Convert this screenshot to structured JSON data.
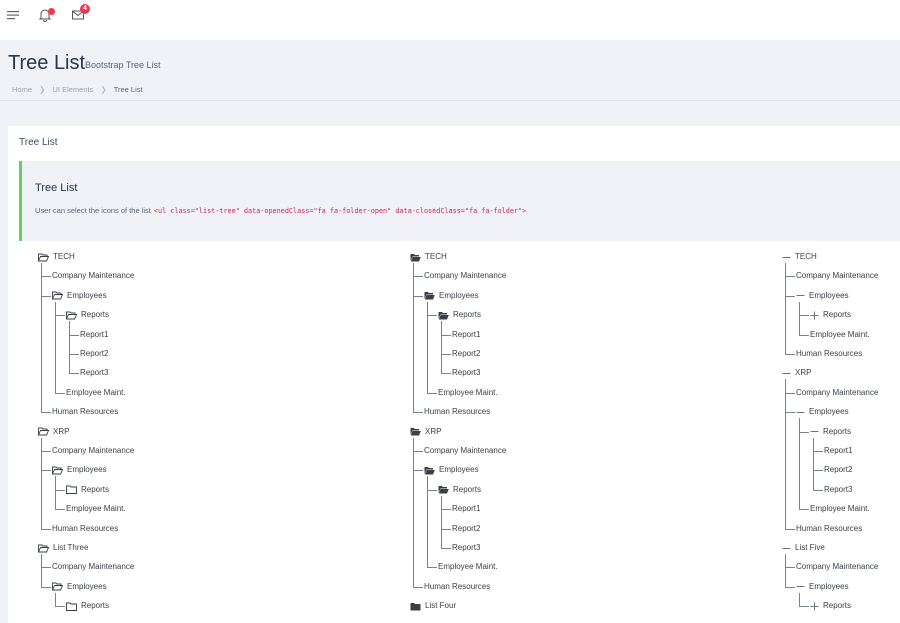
{
  "topbar": {
    "menu_icon": "hamburger-icon",
    "bell_icon": "bell-icon",
    "mail_icon": "envelope-icon",
    "mail_badge": "4"
  },
  "header": {
    "title": "Tree List",
    "subtitle": "Bootstrap Tree List",
    "breadcrumb": [
      "Home",
      "UI Elements",
      "Tree List"
    ]
  },
  "card": {
    "title": "Tree List",
    "callout": {
      "title": "Tree List",
      "text": "User can select the icons of the list",
      "code": "<ul class=\"list-tree\" data-openedClass=\"fa fa-folder-open\" data-closedClass=\"fa fa-folder\">"
    }
  },
  "colors": {
    "accent": "#5cd164",
    "badge": "#f0384f",
    "code": "#c7254e"
  },
  "trees": [
    {
      "icon_style": "folder-outline",
      "nodes": [
        {
          "label": "TECH",
          "icon": "folder-open",
          "children": [
            {
              "label": "Company Maintenance"
            },
            {
              "label": "Employees",
              "icon": "folder-open",
              "children": [
                {
                  "label": "Reports",
                  "icon": "folder-open",
                  "children": [
                    {
                      "label": "Report1"
                    },
                    {
                      "label": "Report2"
                    },
                    {
                      "label": "Report3"
                    }
                  ]
                },
                {
                  "label": "Employee Maint."
                }
              ]
            },
            {
              "label": "Human Resources"
            }
          ]
        },
        {
          "label": "XRP",
          "icon": "folder-open",
          "children": [
            {
              "label": "Company Maintenance"
            },
            {
              "label": "Employees",
              "icon": "folder-open",
              "children": [
                {
                  "label": "Reports",
                  "icon": "folder"
                },
                {
                  "label": "Employee Maint."
                }
              ]
            },
            {
              "label": "Human Resources"
            }
          ]
        },
        {
          "label": "List Three",
          "icon": "folder-open",
          "children": [
            {
              "label": "Company Maintenance"
            },
            {
              "label": "Employees",
              "icon": "folder-open",
              "children": [
                {
                  "label": "Reports",
                  "icon": "folder"
                }
              ]
            }
          ]
        }
      ]
    },
    {
      "icon_style": "folder-solid",
      "nodes": [
        {
          "label": "TECH",
          "icon": "folder-open",
          "children": [
            {
              "label": "Company Maintenance"
            },
            {
              "label": "Employees",
              "icon": "folder-open",
              "children": [
                {
                  "label": "Reports",
                  "icon": "folder-open",
                  "children": [
                    {
                      "label": "Report1"
                    },
                    {
                      "label": "Report2"
                    },
                    {
                      "label": "Report3"
                    }
                  ]
                },
                {
                  "label": "Employee Maint."
                }
              ]
            },
            {
              "label": "Human Resources"
            }
          ]
        },
        {
          "label": "XRP",
          "icon": "folder-open",
          "children": [
            {
              "label": "Company Maintenance"
            },
            {
              "label": "Employees",
              "icon": "folder-open",
              "children": [
                {
                  "label": "Reports",
                  "icon": "folder-open",
                  "children": [
                    {
                      "label": "Report1"
                    },
                    {
                      "label": "Report2"
                    },
                    {
                      "label": "Report3"
                    }
                  ]
                },
                {
                  "label": "Employee Maint."
                }
              ]
            },
            {
              "label": "Human Resources"
            }
          ]
        },
        {
          "label": "List Four",
          "icon": "folder"
        }
      ]
    },
    {
      "icon_style": "plus-minus",
      "nodes": [
        {
          "label": "TECH",
          "icon": "minus",
          "children": [
            {
              "label": "Company Maintenance"
            },
            {
              "label": "Employees",
              "icon": "minus",
              "children": [
                {
                  "label": "Reports",
                  "icon": "plus"
                },
                {
                  "label": "Employee Maint."
                }
              ]
            },
            {
              "label": "Human Resources"
            }
          ]
        },
        {
          "label": "XRP",
          "icon": "minus",
          "children": [
            {
              "label": "Company Maintenance"
            },
            {
              "label": "Employees",
              "icon": "minus",
              "children": [
                {
                  "label": "Reports",
                  "icon": "minus",
                  "children": [
                    {
                      "label": "Report1"
                    },
                    {
                      "label": "Report2"
                    },
                    {
                      "label": "Report3"
                    }
                  ]
                },
                {
                  "label": "Employee Maint."
                }
              ]
            },
            {
              "label": "Human Resources"
            }
          ]
        },
        {
          "label": "List Five",
          "icon": "minus",
          "children": [
            {
              "label": "Company Maintenance"
            },
            {
              "label": "Employees",
              "icon": "minus",
              "children": [
                {
                  "label": "Reports",
                  "icon": "plus"
                }
              ]
            }
          ]
        }
      ]
    }
  ]
}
-*-
**Aim:** Copy out all the data without changing anything, and drop the pictures.

**Full solution:**
Convert this screenshot to structured JSON data.
{
  "topbar": {
    "menu_icon": "hamburger-icon",
    "bell_icon": "bell-icon",
    "mail_icon": "envelope-icon",
    "mail_badge": "4"
  },
  "header": {
    "title": "Tree List",
    "subtitle": "Bootstrap Tree List",
    "breadcrumb": [
      "Home",
      "UI Elements",
      "Tree List"
    ]
  },
  "card": {
    "title": "Tree List",
    "callout": {
      "title": "Tree List",
      "text": "User can select the icons of the list",
      "code": "<ul class=\"list-tree\" data-openedClass=\"fa fa-folder-open\" data-closedClass=\"fa fa-folder\">"
    }
  },
  "colors": {
    "accent": "#5cd164",
    "badge": "#f0384f",
    "code": "#c7254e"
  },
  "trees": [
    {
      "icon_style": "folder-outline",
      "nodes": [
        {
          "label": "TECH",
          "icon": "folder-open",
          "children": [
            {
              "label": "Company Maintenance"
            },
            {
              "label": "Employees",
              "icon": "folder-open",
              "children": [
                {
                  "label": "Reports",
                  "icon": "folder-open",
                  "children": [
                    {
                      "label": "Report1"
                    },
                    {
                      "label": "Report2"
                    },
                    {
                      "label": "Report3"
                    }
                  ]
                },
                {
                  "label": "Employee Maint."
                }
              ]
            },
            {
              "label": "Human Resources"
            }
          ]
        },
        {
          "label": "XRP",
          "icon": "folder-open",
          "children": [
            {
              "label": "Company Maintenance"
            },
            {
              "label": "Employees",
              "icon": "folder-open",
              "children": [
                {
                  "label": "Reports",
                  "icon": "folder"
                },
                {
                  "label": "Employee Maint."
                }
              ]
            },
            {
              "label": "Human Resources"
            }
          ]
        },
        {
          "label": "List Three",
          "icon": "folder-open",
          "children": [
            {
              "label": "Company Maintenance"
            },
            {
              "label": "Employees",
              "icon": "folder-open",
              "children": [
                {
                  "label": "Reports",
                  "icon": "folder"
                }
              ]
            }
          ]
        }
      ]
    },
    {
      "icon_style": "folder-solid",
      "nodes": [
        {
          "label": "TECH",
          "icon": "folder-open",
          "children": [
            {
              "label": "Company Maintenance"
            },
            {
              "label": "Employees",
              "icon": "folder-open",
              "children": [
                {
                  "label": "Reports",
                  "icon": "folder-open",
                  "children": [
                    {
                      "label": "Report1"
                    },
                    {
                      "label": "Report2"
                    },
                    {
                      "label": "Report3"
                    }
                  ]
                },
                {
                  "label": "Employee Maint."
                }
              ]
            },
            {
              "label": "Human Resources"
            }
          ]
        },
        {
          "label": "XRP",
          "icon": "folder-open",
          "children": [
            {
              "label": "Company Maintenance"
            },
            {
              "label": "Employees",
              "icon": "folder-open",
              "children": [
                {
                  "label": "Reports",
                  "icon": "folder-open",
                  "children": [
                    {
                      "label": "Report1"
                    },
                    {
                      "label": "Report2"
                    },
                    {
                      "label": "Report3"
                    }
                  ]
                },
                {
                  "label": "Employee Maint."
                }
              ]
            },
            {
              "label": "Human Resources"
            }
          ]
        },
        {
          "label": "List Four",
          "icon": "folder"
        }
      ]
    },
    {
      "icon_style": "plus-minus",
      "nodes": [
        {
          "label": "TECH",
          "icon": "minus",
          "children": [
            {
              "label": "Company Maintenance"
            },
            {
              "label": "Employees",
              "icon": "minus",
              "children": [
                {
                  "label": "Reports",
                  "icon": "plus"
                },
                {
                  "label": "Employee Maint."
                }
              ]
            },
            {
              "label": "Human Resources"
            }
          ]
        },
        {
          "label": "XRP",
          "icon": "minus",
          "children": [
            {
              "label": "Company Maintenance"
            },
            {
              "label": "Employees",
              "icon": "minus",
              "children": [
                {
                  "label": "Reports",
                  "icon": "minus",
                  "children": [
                    {
                      "label": "Report1"
                    },
                    {
                      "label": "Report2"
                    },
                    {
                      "label": "Report3"
                    }
                  ]
                },
                {
                  "label": "Employee Maint."
                }
              ]
            },
            {
              "label": "Human Resources"
            }
          ]
        },
        {
          "label": "List Five",
          "icon": "minus",
          "children": [
            {
              "label": "Company Maintenance"
            },
            {
              "label": "Employees",
              "icon": "minus",
              "children": [
                {
                  "label": "Reports",
                  "icon": "plus"
                }
              ]
            }
          ]
        }
      ]
    }
  ]
}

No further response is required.